Set out every line bearing the string "present".
#### Working data
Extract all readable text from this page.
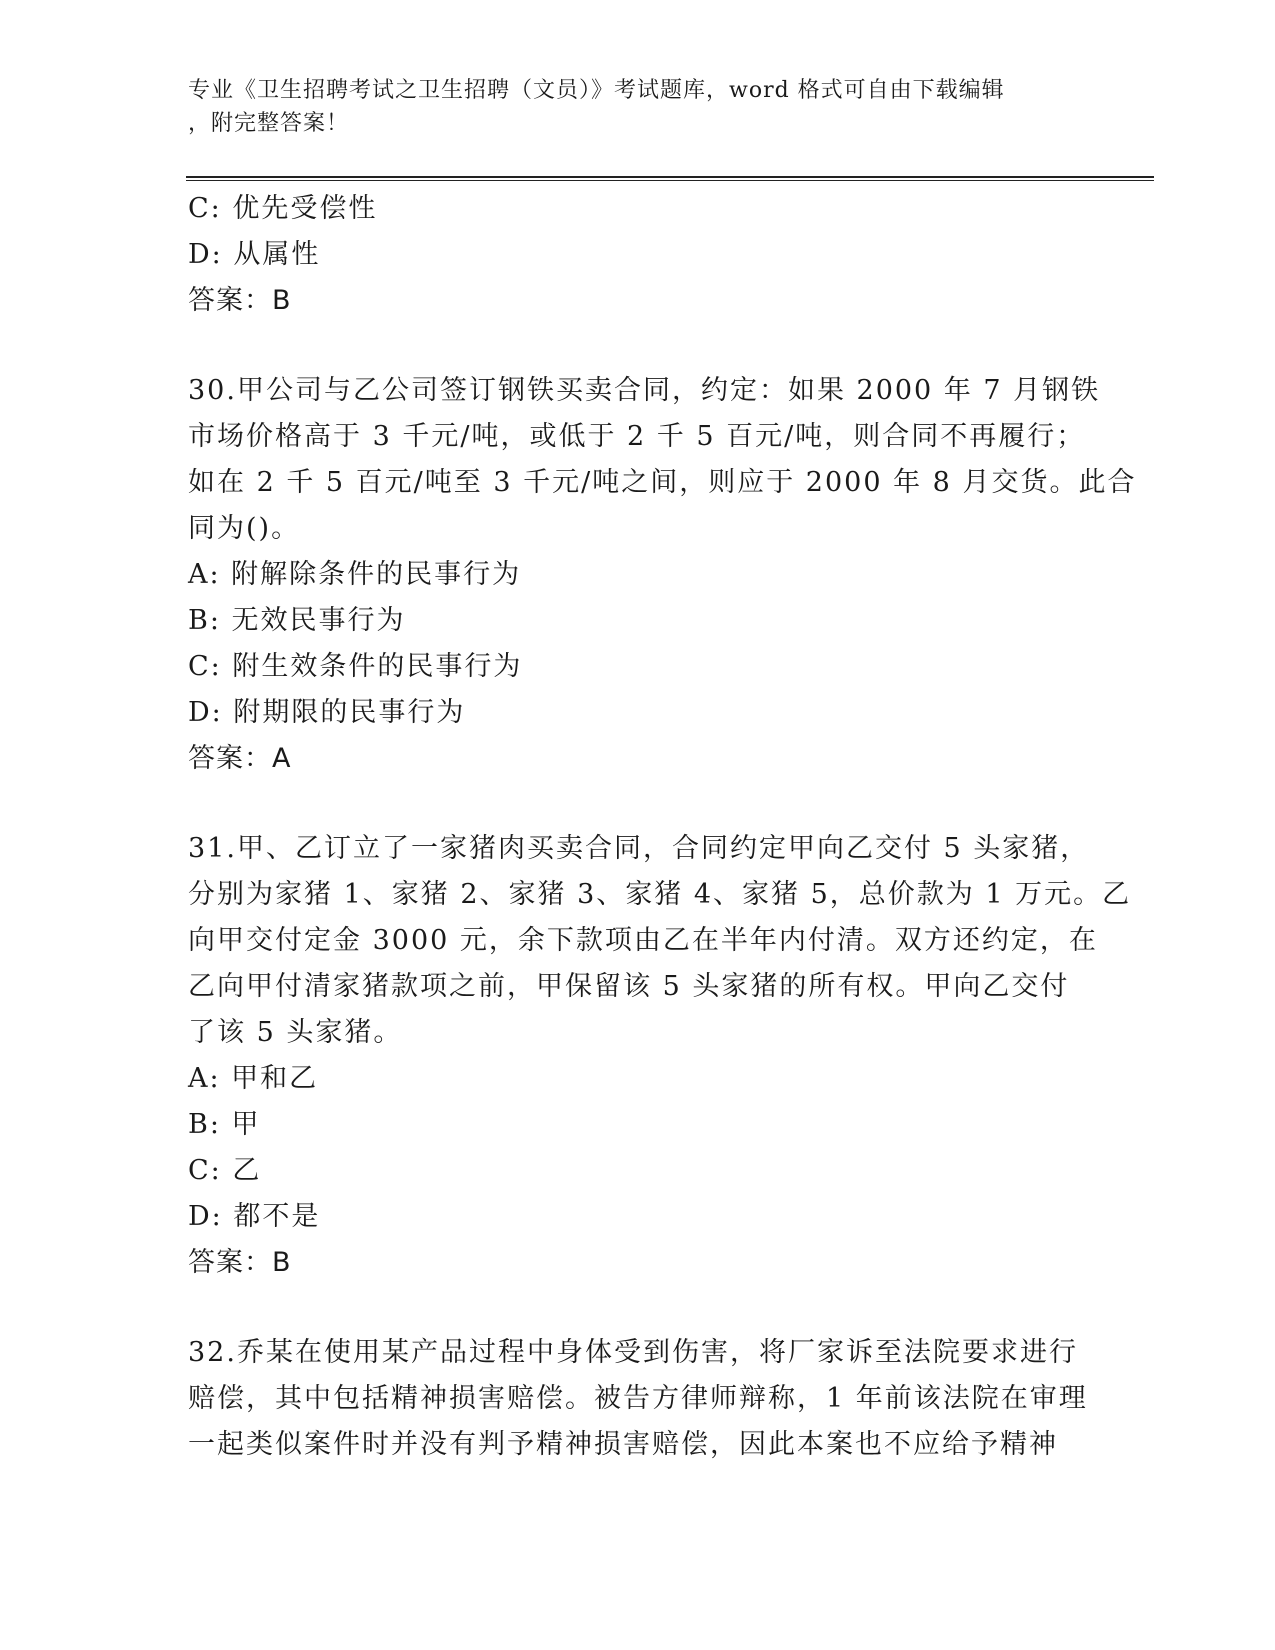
专业《卫生招聘考试之卫生招聘（文员）》考试题库，word 格式可自由下载编辑
，附完整答案！
C: 优先受偿性
D: 从属性
答案：B
30.甲公司与乙公司签订钢铁买卖合同，约定：如果 2000 年 7 月钢铁
市场价格高于 3 千元/吨，或低于 2 千 5 百元/吨，则合同不再履行；
如在 2 千 5 百元/吨至 3 千元/吨之间，则应于 2000 年 8 月交货。此合
同为()。
A: 附解除条件的民事行为
B: 无效民事行为
C: 附生效条件的民事行为
D: 附期限的民事行为
答案：A
31.甲、乙订立了一家猪肉买卖合同，合同约定甲向乙交付 5 头家猪，
分别为家猪 1、家猪 2、家猪 3、家猪 4、家猪 5，总价款为 1 万元。乙
向甲交付定金 3000 元，余下款项由乙在半年内付清。双方还约定，在
乙向甲付清家猪款项之前，甲保留该 5 头家猪的所有权。甲向乙交付
了该 5 头家猪。
A: 甲和乙
B: 甲
C: 乙
D: 都不是
答案：B
32.乔某在使用某产品过程中身体受到伤害，将厂家诉至法院要求进行
赔偿，其中包括精神损害赔偿。被告方律师辩称，1 年前该法院在审理
一起类似案件时并没有判予精神损害赔偿，因此本案也不应给予精神
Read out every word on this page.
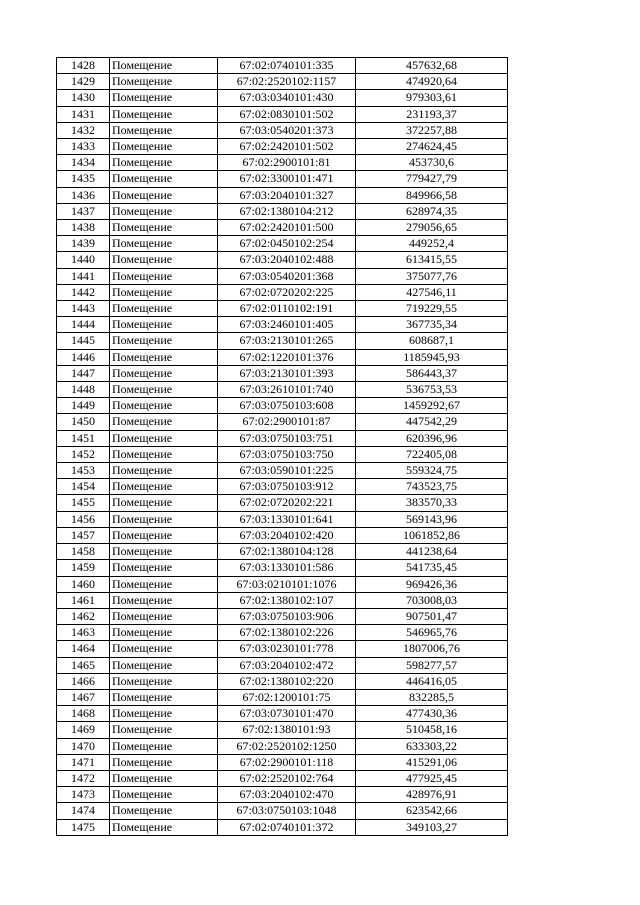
1428	Помещение	67:02:0740101:335	457632,68
1429	Помещение	67:02:2520102:1157	474920,64
1430	Помещение	67:03:0340101:430	979303,61
1431	Помещение	67:02:0830101:502	231193,37
1432	Помещение	67:03:0540201:373	372257,88
1433	Помещение	67:02:2420101:502	274624,45
1434	Помещение	67:02:2900101:81	453730,6
1435	Помещение	67:02:3300101:471	779427,79
1436	Помещение	67:03:2040101:327	849966,58
1437	Помещение	67:02:1380104:212	628974,35
1438	Помещение	67:02:2420101:500	279056,65
1439	Помещение	67:02:0450102:254	449252,4
1440	Помещение	67:03:2040102:488	613415,55
1441	Помещение	67:03:0540201:368	375077,76
1442	Помещение	67:02:0720202:225	427546,11
1443	Помещение	67:02:0110102:191	719229,55
1444	Помещение	67:03:2460101:405	367735,34
1445	Помещение	67:03:2130101:265	608687,1
1446	Помещение	67:02:1220101:376	1185945,93
1447	Помещение	67:03:2130101:393	586443,37
1448	Помещение	67:03:2610101:740	536753,53
1449	Помещение	67:03:0750103:608	1459292,67
1450	Помещение	67:02:2900101:87	447542,29
1451	Помещение	67:03:0750103:751	620396,96
1452	Помещение	67:03:0750103:750	722405,08
1453	Помещение	67:03:0590101:225	559324,75
1454	Помещение	67:03:0750103:912	743523,75
1455	Помещение	67:02:0720202:221	383570,33
1456	Помещение	67:03:1330101:641	569143,96
1457	Помещение	67:03:2040102:420	1061852,86
1458	Помещение	67:02:1380104:128	441238,64
1459	Помещение	67:03:1330101:586	541735,45
1460	Помещение	67:03:0210101:1076	969426,36
1461	Помещение	67:02:1380102:107	703008,03
1462	Помещение	67:03:0750103:906	907501,47
1463	Помещение	67:02:1380102:226	546965,76
1464	Помещение	67:03:0230101:778	1807006,76
1465	Помещение	67:03:2040102:472	598277,57
1466	Помещение	67:02:1380102:220	446416,05
1467	Помещение	67:02:1200101:75	832285,5
1468	Помещение	67:03:0730101:470	477430,36
1469	Помещение	67:02:1380101:93	510458,16
1470	Помещение	67:02:2520102:1250	633303,22
1471	Помещение	67:02:2900101:118	415291,06
1472	Помещение	67:02:2520102:764	477925,45
1473	Помещение	67:03:2040102:470	428976,91
1474	Помещение	67:03:0750103:1048	623542,66
1475	Помещение	67:02:0740101:372	349103,27
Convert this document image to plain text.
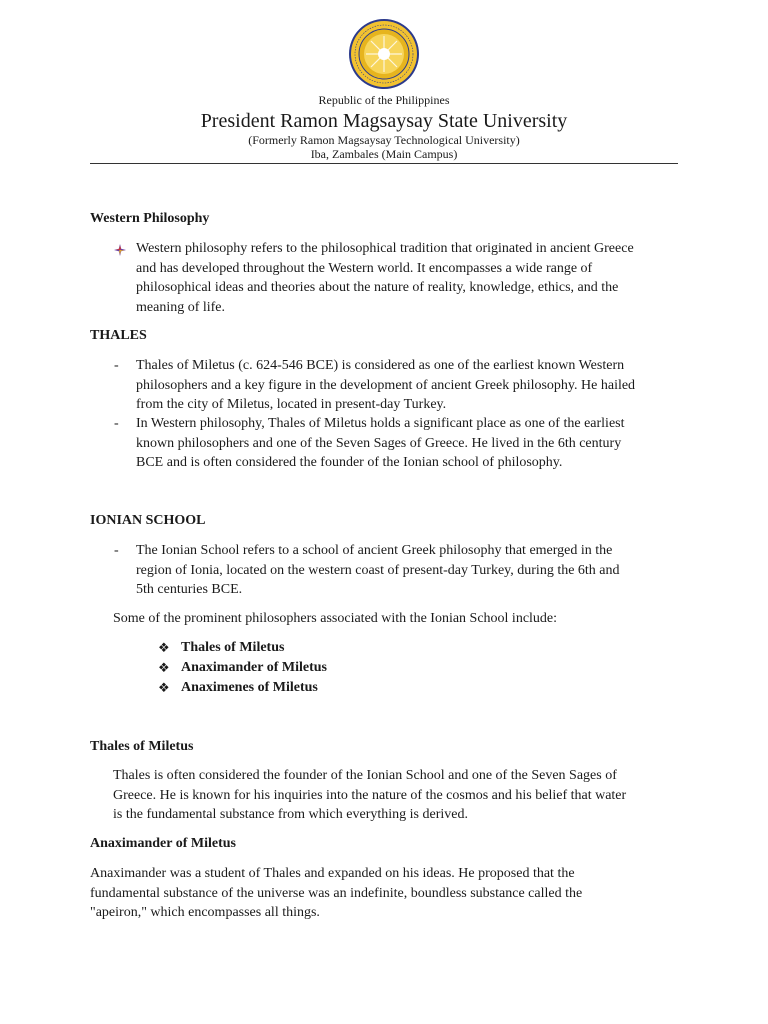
Republic of the Philippines
President Ramon Magsaysay State University
(Formerly Ramon Magsaysay Technological University)
Iba, Zambales (Main Campus)
Western Philosophy
Western philosophy refers to the philosophical tradition that originated in ancient Greece
and has developed throughout the Western world. It encompasses a wide range of
philosophical ideas and theories about the nature of reality, knowledge, ethics, and the
meaning of life.
THALES
- Thales of Miletus (c. 624-546 BCE) is considered as one of the earliest known Western
philosophers and a key figure in the development of ancient Greek philosophy. He hailed
from the city of Miletus, located in present-day Turkey.
- In Western philosophy, Thales of Miletus holds a significant place as one of the earliest
known philosophers and one of the Seven Sages of Greece. He lived in the 6th century
BCE and is often considered the founder of the Ionian school of philosophy.
IONIAN SCHOOL
- The Ionian School refers to a school of ancient Greek philosophy that emerged in the
region of Ionia, located on the western coast of present-day Turkey, during the 6th and
5th centuries BCE.
Some of the prominent philosophers associated with the Ionian School include:
❖ Thales of Miletus
❖ Anaximander of Miletus
❖ Anaximenes of Miletus
Thales of Miletus
Thales is often considered the founder of the Ionian School and one of the Seven Sages of
Greece. He is known for his inquiries into the nature of the cosmos and his belief that water
is the fundamental substance from which everything is derived.
Anaximander of Miletus
Anaximander was a student of Thales and expanded on his ideas. He proposed that the
fundamental substance of the universe was an indefinite, boundless substance called the
"apeiron," which encompasses all things.
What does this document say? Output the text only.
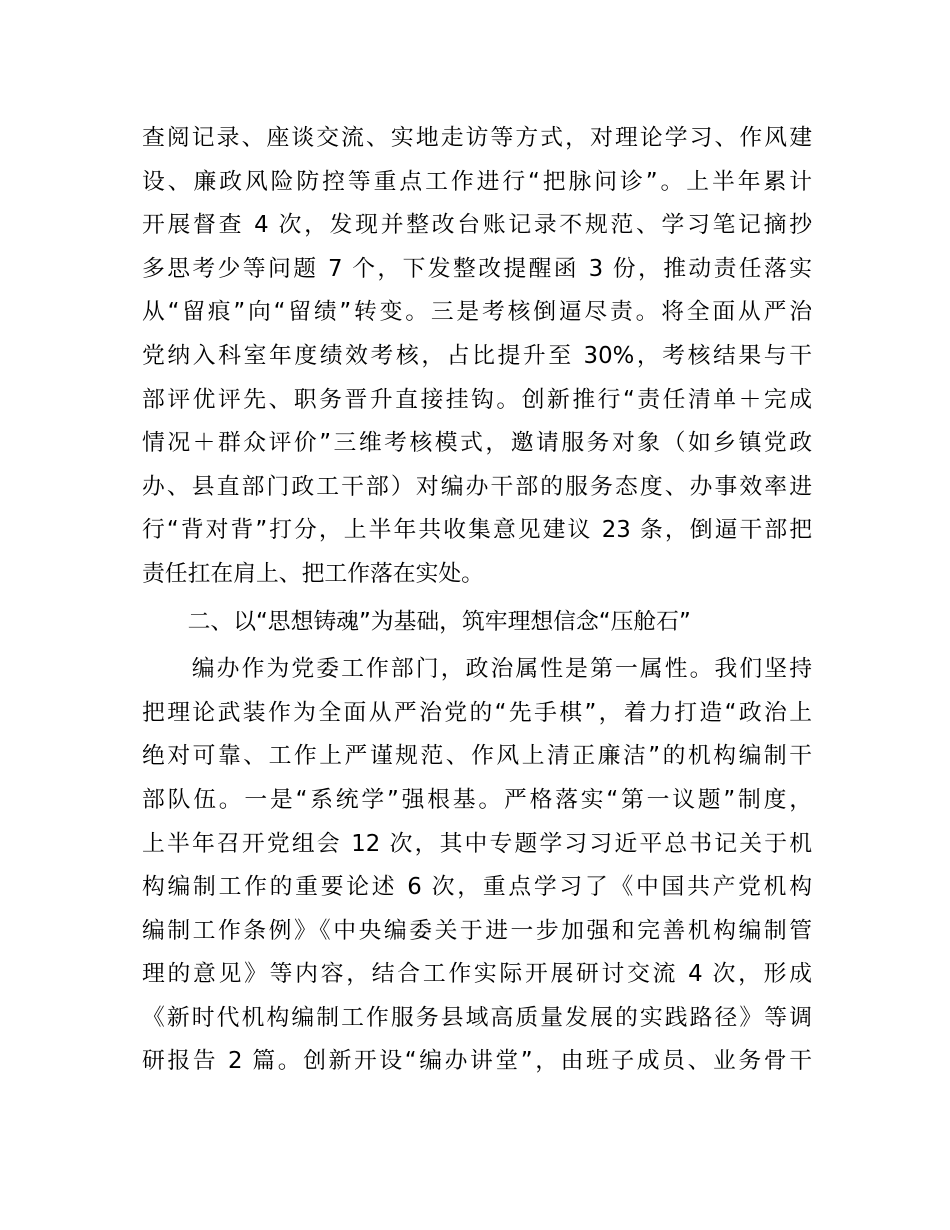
查阅记录、座谈交流、实地走访等方式，对理论学习、作风建
设、廉政风险防控等重点工作进行“把脉问诊”。上半年累计
开展督查 4 次，发现并整改台账记录不规范、学习笔记摘抄
多思考少等问题 7 个，下发整改提醒函 3 份，推动责任落实
从“留痕”向“留绩”转变。三是考核倒逼尽责。将全面从严治
党纳入科室年度绩效考核，占比提升至 30%，考核结果与干
部评优评先、职务晋升直接挂钩。创新推行“责任清单＋完成
情况＋群众评价”三维考核模式，邀请服务对象（如乡镇党政
办、县直部门政工干部）对编办干部的服务态度、办事效率进
行“背对背”打分，上半年共收集意见建议 23 条，倒逼干部把
责任扛在肩上、把工作落在实处。
　　二、以“思想铸魂”为基础，筑牢理想信念“压舱石”
　　编办作为党委工作部门，政治属性是第一属性。我们坚持
把理论武装作为全面从严治党的“先手棋”，着力打造“政治上
绝对可靠、工作上严谨规范、作风上清正廉洁”的机构编制干
部队伍。一是“系统学”强根基。严格落实“第一议题”制度，
上半年召开党组会 12 次，其中专题学习习近平总书记关于机
构编制工作的重要论述 6 次，重点学习了《中国共产党机构
编制工作条例》《中央编委关于进一步加强和完善机构编制管
理的意见》等内容，结合工作实际开展研讨交流 4 次，形成
《新时代机构编制工作服务县域高质量发展的实践路径》等调
研报告 2 篇。创新开设“编办讲堂”，由班子成员、业务骨干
########
Completed exercise
from the city of Miletus, located in present-day Turkey.
region of Ionia, located on the western coast of present-day Turkey, during the 6th and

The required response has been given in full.